[Data to use]:
-- START --
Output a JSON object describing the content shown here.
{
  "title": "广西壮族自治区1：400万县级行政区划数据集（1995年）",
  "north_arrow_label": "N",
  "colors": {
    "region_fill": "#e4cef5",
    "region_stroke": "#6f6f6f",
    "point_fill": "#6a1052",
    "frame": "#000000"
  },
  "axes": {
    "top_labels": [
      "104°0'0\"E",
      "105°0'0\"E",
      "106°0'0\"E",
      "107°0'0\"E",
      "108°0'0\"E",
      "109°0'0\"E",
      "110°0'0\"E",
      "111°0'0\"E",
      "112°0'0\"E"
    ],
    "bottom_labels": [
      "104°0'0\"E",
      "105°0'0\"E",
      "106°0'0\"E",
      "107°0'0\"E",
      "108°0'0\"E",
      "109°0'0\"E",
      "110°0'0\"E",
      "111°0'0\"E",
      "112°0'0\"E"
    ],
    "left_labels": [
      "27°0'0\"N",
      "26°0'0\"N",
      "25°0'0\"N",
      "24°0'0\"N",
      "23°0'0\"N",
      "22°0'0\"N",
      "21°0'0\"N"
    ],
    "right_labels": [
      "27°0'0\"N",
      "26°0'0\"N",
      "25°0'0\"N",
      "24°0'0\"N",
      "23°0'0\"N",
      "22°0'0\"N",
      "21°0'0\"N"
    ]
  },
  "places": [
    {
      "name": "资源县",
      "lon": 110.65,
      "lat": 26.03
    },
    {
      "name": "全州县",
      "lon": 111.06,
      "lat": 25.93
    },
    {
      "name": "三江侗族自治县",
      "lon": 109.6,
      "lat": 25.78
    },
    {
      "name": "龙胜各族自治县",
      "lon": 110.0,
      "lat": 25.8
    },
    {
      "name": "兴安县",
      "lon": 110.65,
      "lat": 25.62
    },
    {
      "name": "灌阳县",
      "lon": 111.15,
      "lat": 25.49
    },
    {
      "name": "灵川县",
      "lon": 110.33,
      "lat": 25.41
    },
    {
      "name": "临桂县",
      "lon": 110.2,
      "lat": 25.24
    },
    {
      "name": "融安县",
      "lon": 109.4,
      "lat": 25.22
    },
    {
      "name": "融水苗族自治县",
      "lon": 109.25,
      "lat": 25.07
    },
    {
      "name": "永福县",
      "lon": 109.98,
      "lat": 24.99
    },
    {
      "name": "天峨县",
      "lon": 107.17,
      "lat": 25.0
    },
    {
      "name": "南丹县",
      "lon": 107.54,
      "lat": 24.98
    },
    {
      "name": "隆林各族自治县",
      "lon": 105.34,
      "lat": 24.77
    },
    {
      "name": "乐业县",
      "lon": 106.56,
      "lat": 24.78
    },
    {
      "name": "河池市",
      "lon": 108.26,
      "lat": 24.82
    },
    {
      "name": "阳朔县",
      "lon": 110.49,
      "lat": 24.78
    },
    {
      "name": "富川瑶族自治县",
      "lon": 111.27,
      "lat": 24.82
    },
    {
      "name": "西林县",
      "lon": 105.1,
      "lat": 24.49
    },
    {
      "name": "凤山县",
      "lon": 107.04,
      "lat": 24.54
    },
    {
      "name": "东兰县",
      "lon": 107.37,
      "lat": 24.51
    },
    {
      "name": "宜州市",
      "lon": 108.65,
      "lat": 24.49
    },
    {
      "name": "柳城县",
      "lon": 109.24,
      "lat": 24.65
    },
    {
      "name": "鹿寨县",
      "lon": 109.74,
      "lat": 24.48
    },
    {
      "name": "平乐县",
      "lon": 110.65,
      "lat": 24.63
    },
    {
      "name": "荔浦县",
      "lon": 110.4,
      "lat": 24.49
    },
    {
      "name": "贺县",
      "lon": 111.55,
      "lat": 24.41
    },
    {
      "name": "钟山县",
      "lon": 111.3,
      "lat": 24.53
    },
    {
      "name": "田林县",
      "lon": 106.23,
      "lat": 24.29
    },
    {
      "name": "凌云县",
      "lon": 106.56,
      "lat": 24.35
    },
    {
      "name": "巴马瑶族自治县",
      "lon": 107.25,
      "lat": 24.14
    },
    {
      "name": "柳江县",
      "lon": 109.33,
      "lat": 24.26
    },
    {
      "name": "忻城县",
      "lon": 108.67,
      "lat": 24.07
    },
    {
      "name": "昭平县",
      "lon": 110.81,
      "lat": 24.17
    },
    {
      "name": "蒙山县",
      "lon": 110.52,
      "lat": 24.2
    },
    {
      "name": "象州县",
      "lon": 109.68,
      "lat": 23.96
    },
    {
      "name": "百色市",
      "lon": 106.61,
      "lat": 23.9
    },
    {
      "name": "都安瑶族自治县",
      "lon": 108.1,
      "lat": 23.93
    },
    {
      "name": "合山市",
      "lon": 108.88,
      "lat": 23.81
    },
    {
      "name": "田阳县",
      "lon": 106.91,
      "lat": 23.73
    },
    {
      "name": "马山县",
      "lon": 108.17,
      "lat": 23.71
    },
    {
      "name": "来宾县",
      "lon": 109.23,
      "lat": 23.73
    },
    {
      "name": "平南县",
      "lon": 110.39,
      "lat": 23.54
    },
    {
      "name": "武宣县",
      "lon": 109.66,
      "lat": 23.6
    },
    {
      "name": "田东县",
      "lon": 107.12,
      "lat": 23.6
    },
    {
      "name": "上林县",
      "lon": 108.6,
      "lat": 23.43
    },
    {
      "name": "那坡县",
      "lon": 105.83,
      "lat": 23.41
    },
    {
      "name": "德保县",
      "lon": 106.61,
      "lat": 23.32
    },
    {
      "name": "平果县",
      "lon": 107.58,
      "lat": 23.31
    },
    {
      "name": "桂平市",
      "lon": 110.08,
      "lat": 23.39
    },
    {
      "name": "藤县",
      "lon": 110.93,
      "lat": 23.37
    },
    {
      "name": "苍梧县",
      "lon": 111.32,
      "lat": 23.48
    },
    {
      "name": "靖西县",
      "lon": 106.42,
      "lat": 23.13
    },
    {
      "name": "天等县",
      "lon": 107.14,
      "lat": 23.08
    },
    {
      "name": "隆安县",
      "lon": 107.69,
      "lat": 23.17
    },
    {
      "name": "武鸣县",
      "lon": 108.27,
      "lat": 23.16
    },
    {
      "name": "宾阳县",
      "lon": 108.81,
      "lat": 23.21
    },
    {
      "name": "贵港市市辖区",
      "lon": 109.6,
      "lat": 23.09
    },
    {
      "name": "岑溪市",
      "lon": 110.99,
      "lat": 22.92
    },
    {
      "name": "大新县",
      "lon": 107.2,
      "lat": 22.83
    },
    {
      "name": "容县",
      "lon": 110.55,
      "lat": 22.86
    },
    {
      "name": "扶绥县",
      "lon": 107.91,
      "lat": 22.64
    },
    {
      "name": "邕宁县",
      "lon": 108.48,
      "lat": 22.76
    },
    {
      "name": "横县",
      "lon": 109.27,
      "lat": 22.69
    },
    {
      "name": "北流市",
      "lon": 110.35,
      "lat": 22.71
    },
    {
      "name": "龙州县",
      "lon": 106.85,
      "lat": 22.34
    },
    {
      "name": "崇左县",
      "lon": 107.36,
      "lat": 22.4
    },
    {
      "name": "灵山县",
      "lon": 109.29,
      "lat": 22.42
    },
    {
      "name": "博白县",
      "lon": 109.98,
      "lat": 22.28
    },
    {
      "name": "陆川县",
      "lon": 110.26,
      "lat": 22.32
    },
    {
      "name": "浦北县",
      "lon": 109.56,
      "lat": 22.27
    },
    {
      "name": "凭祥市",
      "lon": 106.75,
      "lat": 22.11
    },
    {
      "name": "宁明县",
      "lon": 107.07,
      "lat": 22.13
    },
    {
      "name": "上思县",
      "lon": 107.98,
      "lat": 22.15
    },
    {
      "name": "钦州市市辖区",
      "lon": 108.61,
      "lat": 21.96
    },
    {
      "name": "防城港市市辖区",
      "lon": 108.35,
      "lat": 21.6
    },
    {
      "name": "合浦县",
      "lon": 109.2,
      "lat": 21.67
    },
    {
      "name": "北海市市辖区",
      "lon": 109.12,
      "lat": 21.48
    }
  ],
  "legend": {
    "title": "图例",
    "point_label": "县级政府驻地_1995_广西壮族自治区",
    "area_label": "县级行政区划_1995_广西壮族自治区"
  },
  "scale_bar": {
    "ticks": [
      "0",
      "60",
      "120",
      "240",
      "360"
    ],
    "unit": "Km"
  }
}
-- END --
[Exercise aim]: Copy all lines from the listing that contain "title".

[Exercise result]:
  "title": "广西壮族自治区1：400万县级行政区划数据集（1995年）",
    "title": "图例",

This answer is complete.